■ GIVEN TASK:
Lay out the data below as a two-column CSV headed "prompt" and "response", with one row for each text-and-answer pair. Put the text and the answer each in one quoted field with line breaks turned into spaces, and leave the pictures out.

— START OF EXTRACTED ENTRIES —

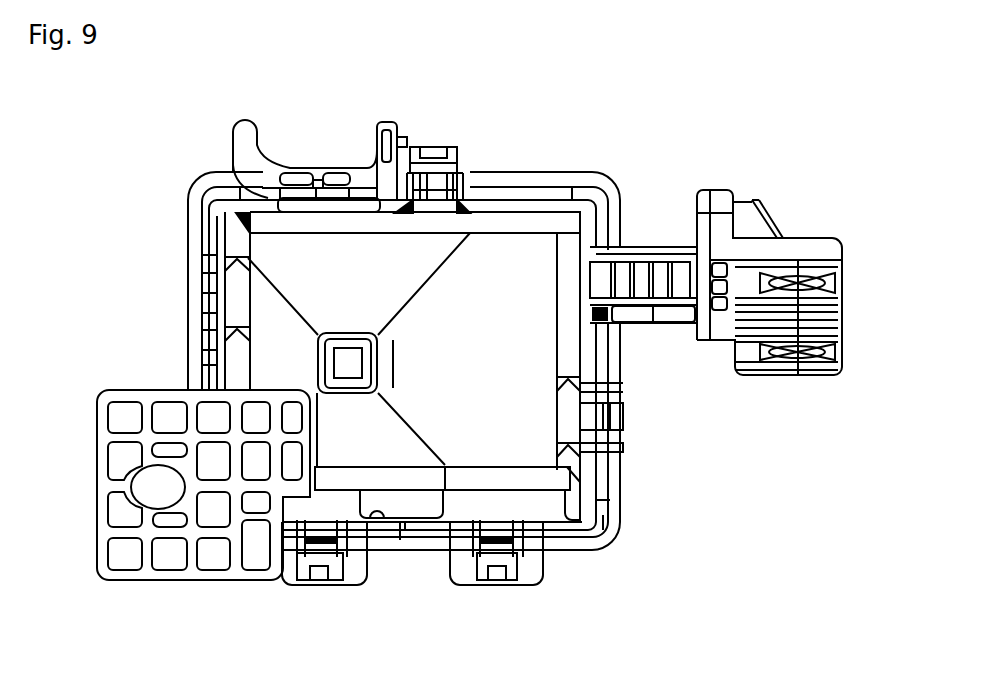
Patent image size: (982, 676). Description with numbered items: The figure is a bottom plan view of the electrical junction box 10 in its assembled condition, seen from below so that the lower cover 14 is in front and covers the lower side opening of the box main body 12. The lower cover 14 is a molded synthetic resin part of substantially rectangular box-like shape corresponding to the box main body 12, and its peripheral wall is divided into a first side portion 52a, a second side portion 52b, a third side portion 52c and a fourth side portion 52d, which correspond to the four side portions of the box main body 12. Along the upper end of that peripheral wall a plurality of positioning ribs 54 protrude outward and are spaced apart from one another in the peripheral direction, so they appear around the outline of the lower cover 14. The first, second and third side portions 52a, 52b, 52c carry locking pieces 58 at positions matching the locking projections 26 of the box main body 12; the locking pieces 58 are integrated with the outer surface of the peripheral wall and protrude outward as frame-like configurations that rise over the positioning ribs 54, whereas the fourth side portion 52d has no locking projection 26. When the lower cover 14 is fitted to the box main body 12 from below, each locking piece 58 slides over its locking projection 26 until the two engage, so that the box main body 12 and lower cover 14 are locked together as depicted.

The electrical junction box 10 is at (791, 52).
The box main body 12 is at (705, 165).
The lower cover 14 is at (497, 199).
The locking projection 26 is at (437, 168).
The first side portion 52a is at (273, 210).
The second side portion 52b is at (590, 342).
The third side portion 52c is at (558, 518).
The fourth side portion 52d is at (225, 318).
The positioning rib 54 is at (543, 203).
The locking piece 58 is at (458, 170).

— END OF EXTRACTED ENTRIES —

■ SOLUTION TO THIS TASK:
prompt,response
"Patent image size: (982, 676). Description with numbered items: The figure is a bottom plan view of the electrical junction box 10 in its assembled condition, seen from below so that the lower cover 14 is in front and covers the lower side opening of the box main body 12. The lower cover 14 is a molded synthetic resin part of substantially rectangular box-like shape corresponding to the box main body 12, and its peripheral wall is divided into a first side portion 52a, a second side portion 52b, a third side portion 52c and a fourth side portion 52d, which correspond to the four side portions of the box main body 12. Along the upper end of that peripheral wall a plurality of positioning ribs 54 protrude outward and are spaced apart from one another in the peripheral direction, so they appear around the outline of the lower cover 14. The first, second and third side portions 52a, 52b, 52c carry locking pieces 58 at positions matching the locking projections 26 of the box main body 12; the locking pieces 58 are integrated with the outer surface of the peripheral wall and protrude outward as frame-like configurations that rise over the positioning ribs 54, whereas the fourth side portion 52d has no locking projection 26. When the lower cover 14 is fitted to the box main body 12 from below, each locking piece 58 slides over its locking projection 26 until the two engage, so that the box main body 12 and lower cover 14 are locked together as depicted.","The electrical junction box 10 is at (791, 52). The box main body 12 is at (705, 165). The lower cover 14 is at (497, 199). The locking projection 26 is at (437, 168). The first side portion 52a is at (273, 210). The second side portion 52b is at (590, 342). The third side portion 52c is at (558, 518). The fourth side portion 52d is at (225, 318). The positioning rib 54 is at (543, 203). The locking piece 58 is at (458, 170)."